EXERCISE OBJECTIVE: Please quote every line word for word.

Part of a data file:
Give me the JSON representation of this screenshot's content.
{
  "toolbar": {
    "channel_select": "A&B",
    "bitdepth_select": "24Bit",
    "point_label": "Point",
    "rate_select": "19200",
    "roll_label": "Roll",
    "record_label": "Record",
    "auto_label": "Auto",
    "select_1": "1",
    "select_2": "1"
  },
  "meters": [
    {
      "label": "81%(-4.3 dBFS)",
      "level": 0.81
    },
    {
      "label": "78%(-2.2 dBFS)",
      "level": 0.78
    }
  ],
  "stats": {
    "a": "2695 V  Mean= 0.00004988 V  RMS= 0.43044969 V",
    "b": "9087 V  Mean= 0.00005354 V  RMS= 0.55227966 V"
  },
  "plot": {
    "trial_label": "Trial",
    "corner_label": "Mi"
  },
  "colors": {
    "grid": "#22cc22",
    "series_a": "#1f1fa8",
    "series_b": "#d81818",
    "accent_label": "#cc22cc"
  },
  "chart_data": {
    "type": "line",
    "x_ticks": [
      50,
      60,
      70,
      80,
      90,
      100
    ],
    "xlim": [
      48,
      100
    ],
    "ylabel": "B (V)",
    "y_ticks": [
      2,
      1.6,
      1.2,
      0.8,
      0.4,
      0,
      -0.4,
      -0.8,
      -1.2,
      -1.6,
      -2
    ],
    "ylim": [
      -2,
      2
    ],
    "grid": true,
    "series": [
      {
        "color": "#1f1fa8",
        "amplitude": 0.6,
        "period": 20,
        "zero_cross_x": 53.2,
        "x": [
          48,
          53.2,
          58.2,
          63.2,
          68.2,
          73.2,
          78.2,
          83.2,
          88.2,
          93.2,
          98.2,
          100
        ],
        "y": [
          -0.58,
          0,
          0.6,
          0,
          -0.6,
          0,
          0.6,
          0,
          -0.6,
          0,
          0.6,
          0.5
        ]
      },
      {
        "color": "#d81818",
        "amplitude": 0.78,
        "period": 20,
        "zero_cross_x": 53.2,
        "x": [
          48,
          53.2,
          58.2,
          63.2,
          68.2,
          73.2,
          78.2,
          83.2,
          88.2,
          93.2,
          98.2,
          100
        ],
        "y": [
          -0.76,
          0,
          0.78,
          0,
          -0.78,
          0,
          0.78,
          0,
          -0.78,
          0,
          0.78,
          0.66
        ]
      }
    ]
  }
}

SOLVED EXERCISE:
Give me the JSON representation of this screenshot's content.
{
  "toolbar": {
    "channel_select": "A&B",
    "bitdepth_select": "24Bit",
    "point_label": "Point",
    "rate_select": "19200",
    "roll_label": "Roll",
    "record_label": "Record",
    "auto_label": "Auto",
    "select_1": "1",
    "select_2": "1"
  },
  "meters": [
    {
      "label": "81%(-4.3 dBFS)",
      "level": 0.81
    },
    {
      "label": "78%(-2.2 dBFS)",
      "level": 0.78
    }
  ],
  "stats": {
    "a": "2695 V  Mean= 0.00004988 V  RMS= 0.43044969 V",
    "b": "9087 V  Mean= 0.00005354 V  RMS= 0.55227966 V"
  },
  "plot": {
    "trial_label": "Trial",
    "corner_label": "Mi"
  },
  "colors": {
    "grid": "#22cc22",
    "series_a": "#1f1fa8",
    "series_b": "#d81818",
    "accent_label": "#cc22cc"
  },
  "chart_data": {
    "type": "line",
    "x_ticks": [
      50,
      60,
      70,
      80,
      90,
      100
    ],
    "xlim": [
      48,
      100
    ],
    "ylabel": "B (V)",
    "y_ticks": [
      2,
      1.6,
      1.2,
      0.8,
      0.4,
      0,
      -0.4,
      -0.8,
      -1.2,
      -1.6,
      -2
    ],
    "ylim": [
      -2,
      2
    ],
    "grid": true,
    "series": [
      {
        "color": "#1f1fa8",
        "amplitude": 0.6,
        "period": 20,
        "zero_cross_x": 53.2,
        "x": [
          48,
          53.2,
          58.2,
          63.2,
          68.2,
          73.2,
          78.2,
          83.2,
          88.2,
          93.2,
          98.2,
          100
        ],
        "y": [
          -0.58,
          0,
          0.6,
          0,
          -0.6,
          0,
          0.6,
          0,
          -0.6,
          0,
          0.6,
          0.5
        ]
      },
      {
        "color": "#d81818",
        "amplitude": 0.78,
        "period": 20,
        "zero_cross_x": 53.2,
        "x": [
          48,
          53.2,
          58.2,
          63.2,
          68.2,
          73.2,
          78.2,
          83.2,
          88.2,
          93.2,
          98.2,
          100
        ],
        "y": [
          -0.76,
          0,
          0.78,
          0,
          -0.78,
          0,
          0.78,
          0,
          -0.78,
          0,
          0.78,
          0.66
        ]
      }
    ]
  }
}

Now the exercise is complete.